Exercise directions –
Please give the items again from the first one through the line with "170, 311, 174]", swapping "interactable" for "clickable" and changing nothing else.

━━━

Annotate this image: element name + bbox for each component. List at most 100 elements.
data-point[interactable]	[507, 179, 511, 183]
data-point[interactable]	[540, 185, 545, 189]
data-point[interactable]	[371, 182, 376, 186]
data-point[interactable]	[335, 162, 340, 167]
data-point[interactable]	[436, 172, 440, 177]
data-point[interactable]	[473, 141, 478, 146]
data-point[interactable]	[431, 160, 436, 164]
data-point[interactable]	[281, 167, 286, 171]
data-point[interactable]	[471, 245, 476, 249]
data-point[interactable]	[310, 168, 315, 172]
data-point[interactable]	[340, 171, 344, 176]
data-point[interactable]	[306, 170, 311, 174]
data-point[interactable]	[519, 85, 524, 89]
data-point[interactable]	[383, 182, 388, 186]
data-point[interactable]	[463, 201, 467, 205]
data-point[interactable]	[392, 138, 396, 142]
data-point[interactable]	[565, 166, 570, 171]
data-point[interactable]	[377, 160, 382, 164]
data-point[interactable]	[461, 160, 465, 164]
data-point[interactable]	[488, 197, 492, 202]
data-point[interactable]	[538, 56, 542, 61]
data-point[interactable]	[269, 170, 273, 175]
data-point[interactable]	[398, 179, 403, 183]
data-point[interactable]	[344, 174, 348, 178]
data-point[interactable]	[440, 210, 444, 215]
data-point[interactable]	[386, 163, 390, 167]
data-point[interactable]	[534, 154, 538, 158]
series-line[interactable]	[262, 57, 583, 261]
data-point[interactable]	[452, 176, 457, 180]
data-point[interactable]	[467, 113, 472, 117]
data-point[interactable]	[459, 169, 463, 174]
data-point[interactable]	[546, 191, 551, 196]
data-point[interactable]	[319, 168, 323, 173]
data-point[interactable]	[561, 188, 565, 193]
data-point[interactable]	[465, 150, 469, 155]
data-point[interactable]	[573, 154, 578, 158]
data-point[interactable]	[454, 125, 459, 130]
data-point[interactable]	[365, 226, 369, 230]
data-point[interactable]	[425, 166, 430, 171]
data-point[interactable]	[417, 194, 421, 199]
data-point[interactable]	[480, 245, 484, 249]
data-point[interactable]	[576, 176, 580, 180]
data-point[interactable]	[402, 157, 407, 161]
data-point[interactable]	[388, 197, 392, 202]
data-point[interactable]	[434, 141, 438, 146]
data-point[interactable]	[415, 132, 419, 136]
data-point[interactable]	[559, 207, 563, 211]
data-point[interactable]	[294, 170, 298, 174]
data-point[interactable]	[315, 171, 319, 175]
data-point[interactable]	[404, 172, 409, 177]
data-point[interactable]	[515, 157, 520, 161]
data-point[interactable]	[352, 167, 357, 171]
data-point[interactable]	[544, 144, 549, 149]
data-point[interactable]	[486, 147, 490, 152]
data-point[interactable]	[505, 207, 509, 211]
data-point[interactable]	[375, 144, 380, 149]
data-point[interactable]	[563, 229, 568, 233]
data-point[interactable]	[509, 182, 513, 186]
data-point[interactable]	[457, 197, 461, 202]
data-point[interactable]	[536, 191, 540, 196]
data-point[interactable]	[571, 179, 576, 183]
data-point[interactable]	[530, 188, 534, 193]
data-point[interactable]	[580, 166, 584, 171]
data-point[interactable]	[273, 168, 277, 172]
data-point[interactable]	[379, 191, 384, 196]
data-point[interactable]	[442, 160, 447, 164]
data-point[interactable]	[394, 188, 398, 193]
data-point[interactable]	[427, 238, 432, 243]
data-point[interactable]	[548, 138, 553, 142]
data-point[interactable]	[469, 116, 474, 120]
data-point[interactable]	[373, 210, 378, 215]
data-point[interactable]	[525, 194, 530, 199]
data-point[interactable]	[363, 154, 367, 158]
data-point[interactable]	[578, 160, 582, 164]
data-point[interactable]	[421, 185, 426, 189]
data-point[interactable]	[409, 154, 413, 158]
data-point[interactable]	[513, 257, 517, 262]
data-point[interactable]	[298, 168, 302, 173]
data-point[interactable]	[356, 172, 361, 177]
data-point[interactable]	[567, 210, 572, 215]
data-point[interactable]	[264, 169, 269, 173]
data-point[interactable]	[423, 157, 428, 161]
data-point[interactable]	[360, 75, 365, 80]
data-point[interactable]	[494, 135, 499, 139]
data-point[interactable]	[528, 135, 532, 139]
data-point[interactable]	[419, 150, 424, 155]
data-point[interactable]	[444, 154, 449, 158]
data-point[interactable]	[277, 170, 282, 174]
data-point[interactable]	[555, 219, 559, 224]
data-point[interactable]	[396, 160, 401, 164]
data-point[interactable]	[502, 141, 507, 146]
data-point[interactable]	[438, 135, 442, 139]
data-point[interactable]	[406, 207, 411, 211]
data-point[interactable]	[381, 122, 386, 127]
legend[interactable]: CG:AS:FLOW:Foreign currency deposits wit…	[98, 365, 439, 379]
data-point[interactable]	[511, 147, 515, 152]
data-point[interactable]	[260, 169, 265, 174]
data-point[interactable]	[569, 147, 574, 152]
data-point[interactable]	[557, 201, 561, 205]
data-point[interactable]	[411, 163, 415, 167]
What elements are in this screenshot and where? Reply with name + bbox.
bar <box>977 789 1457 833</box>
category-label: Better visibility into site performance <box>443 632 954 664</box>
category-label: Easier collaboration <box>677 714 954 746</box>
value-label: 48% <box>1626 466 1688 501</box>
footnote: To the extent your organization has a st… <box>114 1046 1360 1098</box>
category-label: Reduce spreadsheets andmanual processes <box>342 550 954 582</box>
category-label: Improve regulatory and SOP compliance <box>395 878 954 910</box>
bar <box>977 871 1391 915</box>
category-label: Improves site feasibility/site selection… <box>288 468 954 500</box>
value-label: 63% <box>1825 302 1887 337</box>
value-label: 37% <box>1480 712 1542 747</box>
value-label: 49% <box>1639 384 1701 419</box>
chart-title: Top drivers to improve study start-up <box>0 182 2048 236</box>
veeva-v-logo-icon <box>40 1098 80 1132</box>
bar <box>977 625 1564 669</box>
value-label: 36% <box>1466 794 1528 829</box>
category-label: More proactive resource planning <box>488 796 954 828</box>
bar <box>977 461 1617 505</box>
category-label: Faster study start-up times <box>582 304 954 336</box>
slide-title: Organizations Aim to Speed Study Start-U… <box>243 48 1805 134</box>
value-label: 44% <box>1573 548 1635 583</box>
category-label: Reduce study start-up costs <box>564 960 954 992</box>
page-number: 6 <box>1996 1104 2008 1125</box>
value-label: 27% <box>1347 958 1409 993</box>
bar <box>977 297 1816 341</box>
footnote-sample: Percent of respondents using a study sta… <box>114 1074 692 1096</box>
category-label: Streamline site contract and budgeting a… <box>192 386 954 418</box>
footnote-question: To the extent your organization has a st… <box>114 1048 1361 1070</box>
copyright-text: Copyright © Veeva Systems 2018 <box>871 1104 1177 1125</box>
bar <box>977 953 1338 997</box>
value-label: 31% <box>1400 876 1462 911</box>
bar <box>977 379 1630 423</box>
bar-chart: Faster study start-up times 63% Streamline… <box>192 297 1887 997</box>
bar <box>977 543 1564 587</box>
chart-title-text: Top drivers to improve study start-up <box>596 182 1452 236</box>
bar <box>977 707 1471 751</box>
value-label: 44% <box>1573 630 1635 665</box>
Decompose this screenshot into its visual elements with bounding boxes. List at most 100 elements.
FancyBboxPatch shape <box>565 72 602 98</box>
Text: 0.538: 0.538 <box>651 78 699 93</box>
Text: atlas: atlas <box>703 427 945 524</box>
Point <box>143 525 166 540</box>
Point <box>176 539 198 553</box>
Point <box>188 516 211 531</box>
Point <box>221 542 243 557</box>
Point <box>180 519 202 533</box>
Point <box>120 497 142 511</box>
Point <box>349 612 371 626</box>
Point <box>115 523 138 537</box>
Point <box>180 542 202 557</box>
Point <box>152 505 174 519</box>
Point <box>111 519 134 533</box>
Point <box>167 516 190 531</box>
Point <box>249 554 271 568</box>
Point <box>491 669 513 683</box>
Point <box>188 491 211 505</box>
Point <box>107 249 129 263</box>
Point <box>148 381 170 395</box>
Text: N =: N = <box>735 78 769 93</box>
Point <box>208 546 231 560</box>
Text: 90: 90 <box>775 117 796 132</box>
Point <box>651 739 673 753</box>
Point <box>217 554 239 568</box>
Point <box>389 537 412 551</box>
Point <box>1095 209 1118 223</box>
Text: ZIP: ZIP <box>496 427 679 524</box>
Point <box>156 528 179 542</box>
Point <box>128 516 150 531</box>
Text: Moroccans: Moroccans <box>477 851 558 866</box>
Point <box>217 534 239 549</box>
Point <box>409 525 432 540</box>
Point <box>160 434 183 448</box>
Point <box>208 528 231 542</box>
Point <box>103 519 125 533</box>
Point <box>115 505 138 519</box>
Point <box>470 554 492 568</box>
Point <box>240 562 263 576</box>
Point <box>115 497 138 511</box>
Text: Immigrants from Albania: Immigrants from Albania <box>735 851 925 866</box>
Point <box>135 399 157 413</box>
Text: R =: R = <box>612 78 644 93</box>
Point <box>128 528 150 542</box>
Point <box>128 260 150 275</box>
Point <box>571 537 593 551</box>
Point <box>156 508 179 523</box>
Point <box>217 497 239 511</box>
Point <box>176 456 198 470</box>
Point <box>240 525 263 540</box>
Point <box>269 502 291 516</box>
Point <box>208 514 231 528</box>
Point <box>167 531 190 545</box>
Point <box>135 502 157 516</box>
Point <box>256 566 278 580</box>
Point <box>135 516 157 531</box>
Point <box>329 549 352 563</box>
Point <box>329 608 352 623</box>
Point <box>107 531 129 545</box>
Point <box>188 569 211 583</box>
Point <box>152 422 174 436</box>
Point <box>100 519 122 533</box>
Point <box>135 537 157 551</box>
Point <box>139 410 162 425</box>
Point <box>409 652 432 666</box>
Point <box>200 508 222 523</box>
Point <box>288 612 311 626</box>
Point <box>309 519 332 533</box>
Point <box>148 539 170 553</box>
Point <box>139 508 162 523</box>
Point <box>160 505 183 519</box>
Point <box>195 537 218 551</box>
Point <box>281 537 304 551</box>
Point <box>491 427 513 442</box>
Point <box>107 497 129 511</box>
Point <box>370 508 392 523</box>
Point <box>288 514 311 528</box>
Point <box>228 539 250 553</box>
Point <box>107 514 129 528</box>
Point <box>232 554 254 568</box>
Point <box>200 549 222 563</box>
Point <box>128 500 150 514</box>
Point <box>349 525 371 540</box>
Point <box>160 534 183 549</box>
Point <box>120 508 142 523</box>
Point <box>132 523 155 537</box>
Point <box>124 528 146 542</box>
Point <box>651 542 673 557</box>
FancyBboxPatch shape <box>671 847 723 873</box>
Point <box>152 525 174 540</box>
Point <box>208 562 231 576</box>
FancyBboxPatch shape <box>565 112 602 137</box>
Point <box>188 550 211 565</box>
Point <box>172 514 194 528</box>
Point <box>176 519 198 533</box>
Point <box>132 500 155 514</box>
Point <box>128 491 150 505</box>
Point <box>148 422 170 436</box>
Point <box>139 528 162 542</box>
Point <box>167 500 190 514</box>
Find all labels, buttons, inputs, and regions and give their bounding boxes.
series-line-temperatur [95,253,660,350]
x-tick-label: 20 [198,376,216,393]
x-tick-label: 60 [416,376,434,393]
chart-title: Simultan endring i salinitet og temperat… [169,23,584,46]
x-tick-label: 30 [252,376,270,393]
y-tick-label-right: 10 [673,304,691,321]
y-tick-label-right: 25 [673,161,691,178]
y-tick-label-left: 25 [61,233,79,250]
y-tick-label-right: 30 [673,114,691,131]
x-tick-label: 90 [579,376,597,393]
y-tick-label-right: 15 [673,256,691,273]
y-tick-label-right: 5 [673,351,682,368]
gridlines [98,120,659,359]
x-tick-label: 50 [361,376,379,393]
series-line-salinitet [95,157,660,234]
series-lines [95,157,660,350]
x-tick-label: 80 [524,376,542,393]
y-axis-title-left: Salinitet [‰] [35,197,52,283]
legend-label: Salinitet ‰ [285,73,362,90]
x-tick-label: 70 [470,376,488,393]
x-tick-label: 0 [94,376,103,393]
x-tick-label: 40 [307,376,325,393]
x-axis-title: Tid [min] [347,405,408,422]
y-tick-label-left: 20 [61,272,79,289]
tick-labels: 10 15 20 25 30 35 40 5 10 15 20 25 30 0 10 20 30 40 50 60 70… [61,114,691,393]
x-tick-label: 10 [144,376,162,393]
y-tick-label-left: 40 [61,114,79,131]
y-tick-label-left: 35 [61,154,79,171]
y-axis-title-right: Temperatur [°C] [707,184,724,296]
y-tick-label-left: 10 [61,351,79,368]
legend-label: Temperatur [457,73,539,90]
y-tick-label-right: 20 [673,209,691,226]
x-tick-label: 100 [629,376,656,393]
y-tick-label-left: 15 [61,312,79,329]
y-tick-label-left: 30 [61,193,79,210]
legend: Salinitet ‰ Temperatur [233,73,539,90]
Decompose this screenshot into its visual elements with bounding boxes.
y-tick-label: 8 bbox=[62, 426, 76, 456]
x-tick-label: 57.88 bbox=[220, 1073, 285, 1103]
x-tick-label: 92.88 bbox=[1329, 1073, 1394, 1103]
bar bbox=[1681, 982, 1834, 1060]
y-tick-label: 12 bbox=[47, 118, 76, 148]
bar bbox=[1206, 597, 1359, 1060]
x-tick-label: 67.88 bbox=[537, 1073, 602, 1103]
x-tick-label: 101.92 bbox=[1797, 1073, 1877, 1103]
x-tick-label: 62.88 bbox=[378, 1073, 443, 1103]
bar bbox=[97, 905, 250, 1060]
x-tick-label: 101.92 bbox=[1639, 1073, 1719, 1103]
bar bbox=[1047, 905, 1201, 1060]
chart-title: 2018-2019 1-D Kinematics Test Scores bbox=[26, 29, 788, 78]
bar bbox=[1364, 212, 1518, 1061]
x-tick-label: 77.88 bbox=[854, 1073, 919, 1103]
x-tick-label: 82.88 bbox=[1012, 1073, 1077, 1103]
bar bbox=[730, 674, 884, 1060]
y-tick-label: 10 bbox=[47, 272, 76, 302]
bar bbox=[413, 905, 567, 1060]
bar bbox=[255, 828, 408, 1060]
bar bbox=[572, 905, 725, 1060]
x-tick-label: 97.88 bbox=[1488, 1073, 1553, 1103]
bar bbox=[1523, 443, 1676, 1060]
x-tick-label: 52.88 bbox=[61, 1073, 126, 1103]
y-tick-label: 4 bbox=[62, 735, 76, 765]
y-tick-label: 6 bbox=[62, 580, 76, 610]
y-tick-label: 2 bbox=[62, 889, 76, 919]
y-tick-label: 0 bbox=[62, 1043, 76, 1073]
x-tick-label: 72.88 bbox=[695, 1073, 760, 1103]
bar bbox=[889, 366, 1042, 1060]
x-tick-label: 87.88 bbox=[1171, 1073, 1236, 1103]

━━━

Exercise result –
Annotate this image: element name + bbox for each component. List at most 100 elements.
data-point[clickable]	[507, 179, 511, 183]
data-point[clickable]	[540, 185, 545, 189]
data-point[clickable]	[371, 182, 376, 186]
data-point[clickable]	[335, 162, 340, 167]
data-point[clickable]	[436, 172, 440, 177]
data-point[clickable]	[473, 141, 478, 146]
data-point[clickable]	[431, 160, 436, 164]
data-point[clickable]	[281, 167, 286, 171]
data-point[clickable]	[471, 245, 476, 249]
data-point[clickable]	[310, 168, 315, 172]
data-point[clickable]	[340, 171, 344, 176]
data-point[clickable]	[306, 170, 311, 174]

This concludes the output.